--- DATA RECORDS ---
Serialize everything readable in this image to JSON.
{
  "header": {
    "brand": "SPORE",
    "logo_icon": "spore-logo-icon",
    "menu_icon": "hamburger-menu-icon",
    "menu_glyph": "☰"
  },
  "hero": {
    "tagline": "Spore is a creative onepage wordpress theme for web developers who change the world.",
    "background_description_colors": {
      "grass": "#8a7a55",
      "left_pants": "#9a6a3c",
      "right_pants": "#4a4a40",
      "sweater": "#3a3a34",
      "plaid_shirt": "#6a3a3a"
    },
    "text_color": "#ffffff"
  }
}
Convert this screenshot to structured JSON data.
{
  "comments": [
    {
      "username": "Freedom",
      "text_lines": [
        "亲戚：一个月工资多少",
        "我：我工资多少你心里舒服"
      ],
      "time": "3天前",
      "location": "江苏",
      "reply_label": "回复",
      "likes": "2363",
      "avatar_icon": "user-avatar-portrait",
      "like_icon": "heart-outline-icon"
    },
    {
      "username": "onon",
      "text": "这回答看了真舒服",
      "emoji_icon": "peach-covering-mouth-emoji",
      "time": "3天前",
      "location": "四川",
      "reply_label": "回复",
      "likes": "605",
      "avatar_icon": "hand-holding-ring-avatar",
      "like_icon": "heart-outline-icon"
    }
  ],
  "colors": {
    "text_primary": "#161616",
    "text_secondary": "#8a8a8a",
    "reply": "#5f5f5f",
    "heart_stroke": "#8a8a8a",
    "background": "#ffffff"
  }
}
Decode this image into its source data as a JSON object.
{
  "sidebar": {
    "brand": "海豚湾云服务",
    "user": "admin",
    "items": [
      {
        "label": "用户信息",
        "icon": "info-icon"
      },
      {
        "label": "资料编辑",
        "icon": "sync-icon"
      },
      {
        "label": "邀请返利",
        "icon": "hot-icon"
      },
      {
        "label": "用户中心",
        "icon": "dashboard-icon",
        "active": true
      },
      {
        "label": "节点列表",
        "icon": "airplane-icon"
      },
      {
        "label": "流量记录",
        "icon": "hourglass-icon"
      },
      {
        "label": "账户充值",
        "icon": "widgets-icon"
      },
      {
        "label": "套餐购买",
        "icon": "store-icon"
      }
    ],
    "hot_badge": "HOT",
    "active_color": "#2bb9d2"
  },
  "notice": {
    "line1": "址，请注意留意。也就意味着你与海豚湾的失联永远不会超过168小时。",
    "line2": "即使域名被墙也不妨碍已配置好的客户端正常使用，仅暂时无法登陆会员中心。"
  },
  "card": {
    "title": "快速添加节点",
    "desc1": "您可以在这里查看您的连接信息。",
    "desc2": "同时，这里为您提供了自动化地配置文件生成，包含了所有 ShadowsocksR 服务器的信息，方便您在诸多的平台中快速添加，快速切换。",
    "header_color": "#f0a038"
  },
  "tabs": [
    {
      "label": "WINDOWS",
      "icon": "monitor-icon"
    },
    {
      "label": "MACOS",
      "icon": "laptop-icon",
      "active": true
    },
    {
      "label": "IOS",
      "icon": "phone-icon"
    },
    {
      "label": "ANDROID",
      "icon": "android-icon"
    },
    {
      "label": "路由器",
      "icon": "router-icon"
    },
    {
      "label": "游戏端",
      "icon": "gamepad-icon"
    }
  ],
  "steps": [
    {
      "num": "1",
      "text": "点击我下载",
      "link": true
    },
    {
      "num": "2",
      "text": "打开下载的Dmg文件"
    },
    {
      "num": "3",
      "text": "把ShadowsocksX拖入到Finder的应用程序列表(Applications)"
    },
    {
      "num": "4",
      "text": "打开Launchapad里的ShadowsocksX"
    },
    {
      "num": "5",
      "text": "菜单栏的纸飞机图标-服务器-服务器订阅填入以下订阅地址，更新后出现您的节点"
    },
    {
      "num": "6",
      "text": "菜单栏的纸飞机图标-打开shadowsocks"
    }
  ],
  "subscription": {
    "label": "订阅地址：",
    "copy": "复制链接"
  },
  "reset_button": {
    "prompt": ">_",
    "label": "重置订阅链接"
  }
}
---
## WHAT YOU WILL DO
Reproduce each record exactly, leaving nothing out.

## SOLUTION TO THIS EXERCISE
Serialize everything readable in this image to JSON.
{
  "header": {
    "brand": "SPORE",
    "logo_icon": "spore-logo-icon",
    "menu_icon": "hamburger-menu-icon",
    "menu_glyph": "☰"
  },
  "hero": {
    "tagline": "Spore is a creative onepage wordpress theme for web developers who change the world.",
    "background_description_colors": {
      "grass": "#8a7a55",
      "left_pants": "#9a6a3c",
      "right_pants": "#4a4a40",
      "sweater": "#3a3a34",
      "plaid_shirt": "#6a3a3a"
    },
    "text_color": "#ffffff"
  }
}
Convert this screenshot to structured JSON data.
{
  "comments": [
    {
      "username": "Freedom",
      "text_lines": [
        "亲戚：一个月工资多少",
        "我：我工资多少你心里舒服"
      ],
      "time": "3天前",
      "location": "江苏",
      "reply_label": "回复",
      "likes": "2363",
      "avatar_icon": "user-avatar-portrait",
      "like_icon": "heart-outline-icon"
    },
    {
      "username": "onon",
      "text": "这回答看了真舒服",
      "emoji_icon": "peach-covering-mouth-emoji",
      "time": "3天前",
      "location": "四川",
      "reply_label": "回复",
      "likes": "605",
      "avatar_icon": "hand-holding-ring-avatar",
      "like_icon": "heart-outline-icon"
    }
  ],
  "colors": {
    "text_primary": "#161616",
    "text_secondary": "#8a8a8a",
    "reply": "#5f5f5f",
    "heart_stroke": "#8a8a8a",
    "background": "#ffffff"
  }
}
Decode this image into its source data as a JSON object.
{
  "sidebar": {
    "brand": "海豚湾云服务",
    "user": "admin",
    "items": [
      {
        "label": "用户信息",
        "icon": "info-icon"
      },
      {
        "label": "资料编辑",
        "icon": "sync-icon"
      },
      {
        "label": "邀请返利",
        "icon": "hot-icon"
      },
      {
        "label": "用户中心",
        "icon": "dashboard-icon",
        "active": true
      },
      {
        "label": "节点列表",
        "icon": "airplane-icon"
      },
      {
        "label": "流量记录",
        "icon": "hourglass-icon"
      },
      {
        "label": "账户充值",
        "icon": "widgets-icon"
      },
      {
        "label": "套餐购买",
        "icon": "store-icon"
      }
    ],
    "hot_badge": "HOT",
    "active_color": "#2bb9d2"
  },
  "notice": {
    "line1": "址，请注意留意。也就意味着你与海豚湾的失联永远不会超过168小时。",
    "line2": "即使域名被墙也不妨碍已配置好的客户端正常使用，仅暂时无法登陆会员中心。"
  },
  "card": {
    "title": "快速添加节点",
    "desc1": "您可以在这里查看您的连接信息。",
    "desc2": "同时，这里为您提供了自动化地配置文件生成，包含了所有 ShadowsocksR 服务器的信息，方便您在诸多的平台中快速添加，快速切换。",
    "header_color": "#f0a038"
  },
  "tabs": [
    {
      "label": "WINDOWS",
      "icon": "monitor-icon"
    },
    {
      "label": "MACOS",
      "icon": "laptop-icon",
      "active": true
    },
    {
      "label": "IOS",
      "icon": "phone-icon"
    },
    {
      "label": "ANDROID",
      "icon": "android-icon"
    },
    {
      "label": "路由器",
      "icon": "router-icon"
    },
    {
      "label": "游戏端",
      "icon": "gamepad-icon"
    }
  ],
  "steps": [
    {
      "num": "1",
      "text": "点击我下载",
      "link": true
    },
    {
      "num": "2",
      "text": "打开下载的Dmg文件"
    },
    {
      "num": "3",
      "text": "把ShadowsocksX拖入到Finder的应用程序列表(Applications)"
    },
    {
      "num": "4",
      "text": "打开Launchapad里的ShadowsocksX"
    },
    {
      "num": "5",
      "text": "菜单栏的纸飞机图标-服务器-服务器订阅填入以下订阅地址，更新后出现您的节点"
    },
    {
      "num": "6",
      "text": "菜单栏的纸飞机图标-打开shadowsocks"
    }
  ],
  "subscription": {
    "label": "订阅地址：",
    "copy": "复制链接"
  },
  "reset_button": {
    "prompt": ">_",
    "label": "重置订阅链接"
  }
}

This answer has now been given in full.